◆ Source data:
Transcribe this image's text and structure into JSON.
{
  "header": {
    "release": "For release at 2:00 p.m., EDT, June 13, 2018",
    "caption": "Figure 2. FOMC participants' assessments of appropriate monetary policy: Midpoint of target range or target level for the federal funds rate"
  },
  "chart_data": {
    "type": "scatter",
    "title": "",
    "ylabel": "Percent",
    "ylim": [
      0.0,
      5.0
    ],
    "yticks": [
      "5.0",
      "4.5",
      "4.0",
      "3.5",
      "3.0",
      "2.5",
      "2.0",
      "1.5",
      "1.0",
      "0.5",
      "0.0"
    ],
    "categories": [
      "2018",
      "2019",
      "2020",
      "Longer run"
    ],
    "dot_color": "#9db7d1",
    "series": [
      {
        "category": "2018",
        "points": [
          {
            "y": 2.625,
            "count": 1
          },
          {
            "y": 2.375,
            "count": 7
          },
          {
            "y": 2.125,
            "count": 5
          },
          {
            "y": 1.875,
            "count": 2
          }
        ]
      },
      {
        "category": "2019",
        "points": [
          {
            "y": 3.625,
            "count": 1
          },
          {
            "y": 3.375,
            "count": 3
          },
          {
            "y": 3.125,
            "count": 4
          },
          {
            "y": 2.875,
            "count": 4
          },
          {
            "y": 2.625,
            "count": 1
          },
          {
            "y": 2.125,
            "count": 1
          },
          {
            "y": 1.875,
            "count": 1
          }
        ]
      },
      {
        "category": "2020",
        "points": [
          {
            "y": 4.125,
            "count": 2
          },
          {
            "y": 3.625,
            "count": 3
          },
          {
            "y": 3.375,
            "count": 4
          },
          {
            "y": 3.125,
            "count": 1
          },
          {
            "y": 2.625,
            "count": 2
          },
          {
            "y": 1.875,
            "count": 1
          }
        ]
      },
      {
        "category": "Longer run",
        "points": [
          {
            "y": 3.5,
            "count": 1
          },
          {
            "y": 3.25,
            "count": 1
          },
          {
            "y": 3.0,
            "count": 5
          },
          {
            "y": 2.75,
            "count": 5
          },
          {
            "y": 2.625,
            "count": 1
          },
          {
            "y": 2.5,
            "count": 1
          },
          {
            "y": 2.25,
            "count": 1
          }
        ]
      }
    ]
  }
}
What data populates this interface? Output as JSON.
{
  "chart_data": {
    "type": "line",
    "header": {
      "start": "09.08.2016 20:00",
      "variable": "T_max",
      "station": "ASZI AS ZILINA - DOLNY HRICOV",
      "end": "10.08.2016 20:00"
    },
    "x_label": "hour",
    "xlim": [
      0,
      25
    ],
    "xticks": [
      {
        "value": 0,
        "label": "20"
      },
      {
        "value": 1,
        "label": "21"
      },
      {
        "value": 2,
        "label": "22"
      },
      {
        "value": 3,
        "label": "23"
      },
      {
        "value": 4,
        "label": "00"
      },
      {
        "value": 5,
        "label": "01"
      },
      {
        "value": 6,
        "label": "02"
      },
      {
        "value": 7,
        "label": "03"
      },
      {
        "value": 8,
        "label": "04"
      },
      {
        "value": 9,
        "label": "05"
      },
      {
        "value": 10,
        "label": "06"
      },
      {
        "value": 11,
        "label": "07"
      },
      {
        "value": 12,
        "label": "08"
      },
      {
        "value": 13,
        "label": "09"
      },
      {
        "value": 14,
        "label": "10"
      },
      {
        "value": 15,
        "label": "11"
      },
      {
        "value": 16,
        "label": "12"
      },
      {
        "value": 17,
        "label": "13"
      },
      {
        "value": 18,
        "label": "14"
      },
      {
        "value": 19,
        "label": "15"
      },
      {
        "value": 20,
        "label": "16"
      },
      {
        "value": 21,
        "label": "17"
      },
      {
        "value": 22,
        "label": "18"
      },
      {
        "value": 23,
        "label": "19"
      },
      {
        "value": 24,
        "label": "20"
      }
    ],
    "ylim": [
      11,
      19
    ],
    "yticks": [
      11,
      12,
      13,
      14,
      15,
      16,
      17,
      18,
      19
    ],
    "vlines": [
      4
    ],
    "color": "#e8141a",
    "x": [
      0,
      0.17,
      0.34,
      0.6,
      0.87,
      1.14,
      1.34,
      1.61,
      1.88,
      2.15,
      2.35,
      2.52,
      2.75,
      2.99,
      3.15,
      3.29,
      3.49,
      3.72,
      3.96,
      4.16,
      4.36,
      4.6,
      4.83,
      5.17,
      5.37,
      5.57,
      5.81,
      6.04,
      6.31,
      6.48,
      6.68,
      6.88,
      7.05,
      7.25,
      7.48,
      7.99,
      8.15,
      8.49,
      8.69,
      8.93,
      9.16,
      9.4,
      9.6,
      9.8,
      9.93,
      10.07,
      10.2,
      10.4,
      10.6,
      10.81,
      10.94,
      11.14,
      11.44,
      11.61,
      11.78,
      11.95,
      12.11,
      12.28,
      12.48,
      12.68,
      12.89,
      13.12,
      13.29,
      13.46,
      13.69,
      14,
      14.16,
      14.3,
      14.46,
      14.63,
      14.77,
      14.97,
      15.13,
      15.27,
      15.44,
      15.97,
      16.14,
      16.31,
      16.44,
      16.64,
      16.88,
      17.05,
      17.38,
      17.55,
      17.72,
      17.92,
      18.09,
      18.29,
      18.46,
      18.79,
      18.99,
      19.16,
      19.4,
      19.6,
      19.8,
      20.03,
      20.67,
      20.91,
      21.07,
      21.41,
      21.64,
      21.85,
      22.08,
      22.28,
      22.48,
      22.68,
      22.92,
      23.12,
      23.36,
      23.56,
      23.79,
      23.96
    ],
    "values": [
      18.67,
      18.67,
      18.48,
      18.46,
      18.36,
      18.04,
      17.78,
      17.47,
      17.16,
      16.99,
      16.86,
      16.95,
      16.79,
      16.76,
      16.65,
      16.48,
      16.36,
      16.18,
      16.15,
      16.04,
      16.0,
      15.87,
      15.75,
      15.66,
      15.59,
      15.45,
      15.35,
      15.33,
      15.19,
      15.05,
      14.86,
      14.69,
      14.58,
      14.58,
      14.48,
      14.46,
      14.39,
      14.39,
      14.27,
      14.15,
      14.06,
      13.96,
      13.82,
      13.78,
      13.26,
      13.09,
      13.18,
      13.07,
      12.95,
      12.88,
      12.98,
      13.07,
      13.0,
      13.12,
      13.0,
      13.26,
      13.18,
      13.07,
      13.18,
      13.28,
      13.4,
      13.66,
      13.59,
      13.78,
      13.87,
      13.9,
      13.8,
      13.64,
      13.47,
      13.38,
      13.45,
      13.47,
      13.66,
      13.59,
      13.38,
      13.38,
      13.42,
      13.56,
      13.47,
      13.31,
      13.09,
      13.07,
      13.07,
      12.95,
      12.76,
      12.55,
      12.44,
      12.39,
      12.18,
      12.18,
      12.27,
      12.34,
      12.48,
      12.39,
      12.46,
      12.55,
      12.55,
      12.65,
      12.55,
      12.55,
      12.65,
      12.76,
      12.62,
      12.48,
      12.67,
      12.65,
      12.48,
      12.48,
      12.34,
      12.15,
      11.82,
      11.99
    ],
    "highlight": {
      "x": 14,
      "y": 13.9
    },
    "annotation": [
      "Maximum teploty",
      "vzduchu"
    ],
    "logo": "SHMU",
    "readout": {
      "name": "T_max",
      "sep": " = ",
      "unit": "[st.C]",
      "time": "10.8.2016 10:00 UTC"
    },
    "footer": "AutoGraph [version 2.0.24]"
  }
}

==

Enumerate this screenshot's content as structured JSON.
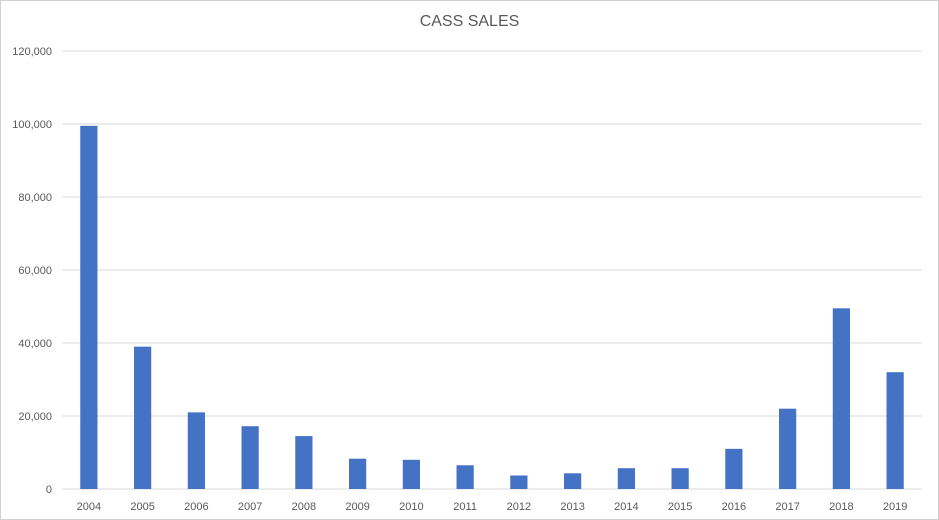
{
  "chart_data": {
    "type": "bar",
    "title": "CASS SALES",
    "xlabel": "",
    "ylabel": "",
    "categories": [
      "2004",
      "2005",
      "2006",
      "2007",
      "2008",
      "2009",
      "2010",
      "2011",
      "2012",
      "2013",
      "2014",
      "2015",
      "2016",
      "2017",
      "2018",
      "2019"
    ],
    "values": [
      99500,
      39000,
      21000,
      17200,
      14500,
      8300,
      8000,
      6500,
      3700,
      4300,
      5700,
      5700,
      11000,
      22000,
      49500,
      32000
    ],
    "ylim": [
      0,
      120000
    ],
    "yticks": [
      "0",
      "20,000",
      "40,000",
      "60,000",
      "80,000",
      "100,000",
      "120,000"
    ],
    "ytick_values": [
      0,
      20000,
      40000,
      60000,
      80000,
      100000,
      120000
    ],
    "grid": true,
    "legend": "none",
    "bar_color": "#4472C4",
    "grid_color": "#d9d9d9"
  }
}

◆ Problem requirements: Using the material above, copy every line in which the string "this" occurs.

◆ Solved exercise:
Transcribe this image's text and structure into JSON.
What data populates this interface? Output as JSON.
Enumerate this screenshot's content as structured JSON.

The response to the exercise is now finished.